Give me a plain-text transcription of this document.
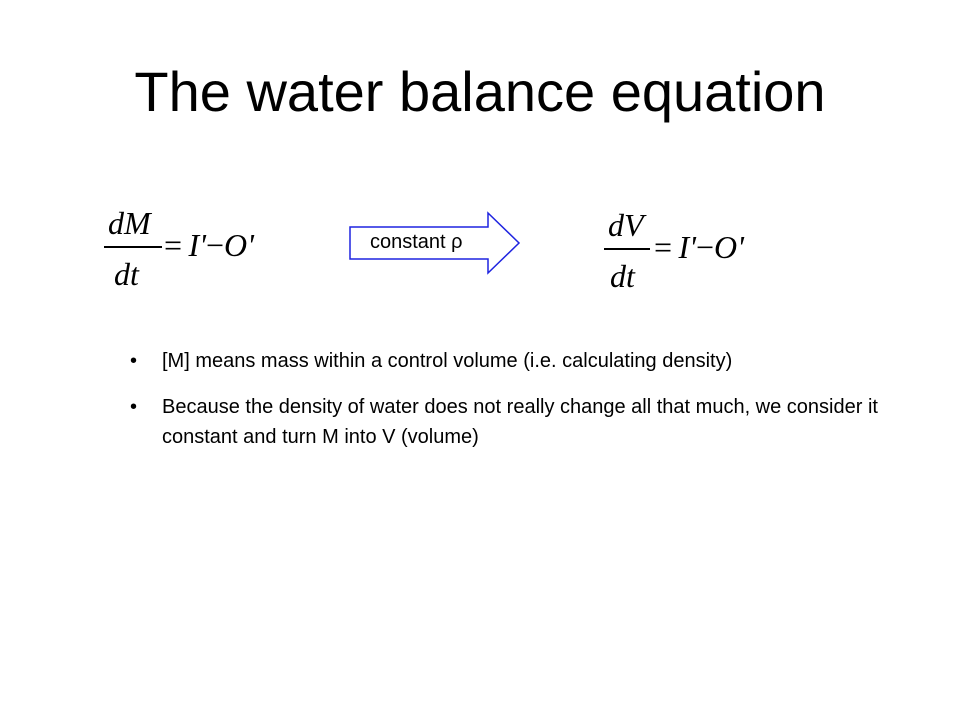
The water balance equation
dM
dt
=  I'−O'	constant ρ	dV
dt
=  I'−O'
• [M] means mass within a control volume (i.e. calculating density)
• Because the density of water does not really change all that much, we consider it constant and turn M into V (volume)
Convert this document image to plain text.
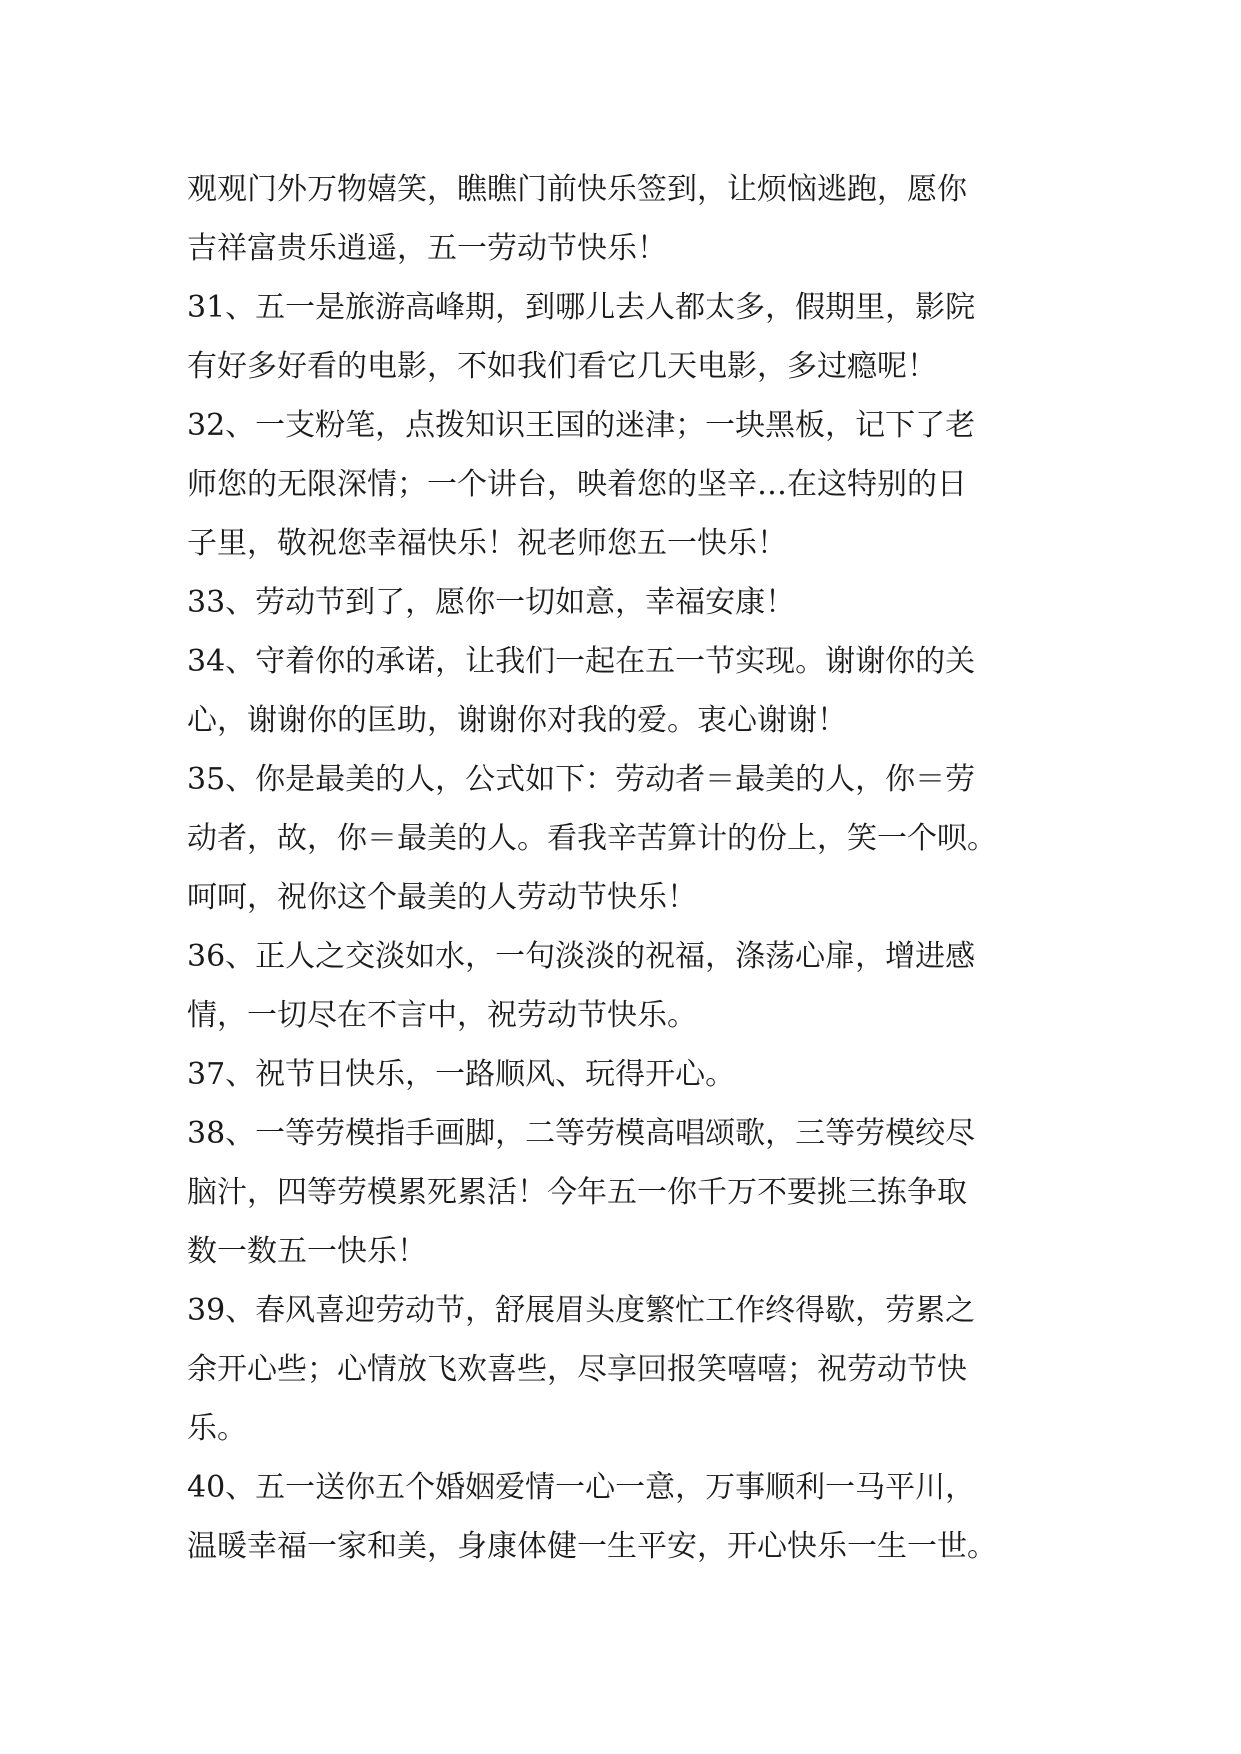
观观门外万物嬉笑，瞧瞧门前快乐签到，让烦恼逃跑，愿你
吉祥富贵乐逍遥，五一劳动节快乐！
31、五一是旅游高峰期，到哪儿去人都太多，假期里，影院
有好多好看的电影，不如我们看它几天电影，多过瘾呢！
32、一支粉笔，点拨知识王国的迷津；一块黑板，记下了老
师您的无限深情；一个讲台，映着您的坚辛…在这特别的日
子里，敬祝您幸福快乐！祝老师您五一快乐！
33、劳动节到了，愿你一切如意，幸福安康！
34、守着你的承诺，让我们一起在五一节实现。谢谢你的关
心，谢谢你的匡助，谢谢你对我的爱。衷心谢谢！
35、你是最美的人，公式如下：劳动者＝最美的人，你＝劳
动者，故，你＝最美的人。看我辛苦算计的份上，笑一个呗。
呵呵，祝你这个最美的人劳动节快乐！
36、正人之交淡如水，一句淡淡的祝福，涤荡心扉，增进感
情，一切尽在不言中，祝劳动节快乐。
37、祝节日快乐，一路顺风、玩得开心。
38、一等劳模指手画脚，二等劳模高唱颂歌，三等劳模绞尽
脑汁，四等劳模累死累活！今年五一你千万不要挑三拣争取
数一数五一快乐！
39、春风喜迎劳动节，舒展眉头度繁忙工作终得歇，劳累之
余开心些；心情放飞欢喜些，尽享回报笑嘻嘻；祝劳动节快
乐。
40、五一送你五个婚姻爱情一心一意，万事顺利一马平川，
温暖幸福一家和美，身康体健一生平安，开心快乐一生一世。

........

** CHALLENGE **
Except for the pictures, reproduce every line exactly.

** FINISHED ANSWER **
Give me a plain-text transcription of this document.
The water balance equation
dM
dt
=  I'−O'	constant ρ	dV
dt
=  I'−O'
• [M] means mass within a control volume (i.e. calculating density)
• Because the density of water does not really change all that much, we consider it constant and turn M into V (volume)
Convert this document image to plain text.
观观门外万物嬉笑，瞧瞧门前快乐签到，让烦恼逃跑，愿你
吉祥富贵乐逍遥，五一劳动节快乐！
31、五一是旅游高峰期，到哪儿去人都太多，假期里，影院
有好多好看的电影，不如我们看它几天电影，多过瘾呢！
32、一支粉笔，点拨知识王国的迷津；一块黑板，记下了老
师您的无限深情；一个讲台，映着您的坚辛…在这特别的日
子里，敬祝您幸福快乐！祝老师您五一快乐！
33、劳动节到了，愿你一切如意，幸福安康！
34、守着你的承诺，让我们一起在五一节实现。谢谢你的关
心，谢谢你的匡助，谢谢你对我的爱。衷心谢谢！
35、你是最美的人，公式如下：劳动者＝最美的人，你＝劳
动者，故，你＝最美的人。看我辛苦算计的份上，笑一个呗。
呵呵，祝你这个最美的人劳动节快乐！
36、正人之交淡如水，一句淡淡的祝福，涤荡心扉，增进感
情，一切尽在不言中，祝劳动节快乐。
37、祝节日快乐，一路顺风、玩得开心。
38、一等劳模指手画脚，二等劳模高唱颂歌，三等劳模绞尽
脑汁，四等劳模累死累活！今年五一你千万不要挑三拣争取
数一数五一快乐！
39、春风喜迎劳动节，舒展眉头度繁忙工作终得歇，劳累之
余开心些；心情放飞欢喜些，尽享回报笑嘻嘻；祝劳动节快
乐。
40、五一送你五个婚姻爱情一心一意，万事顺利一马平川，
温暖幸福一家和美，身康体健一生平安，开心快乐一生一世。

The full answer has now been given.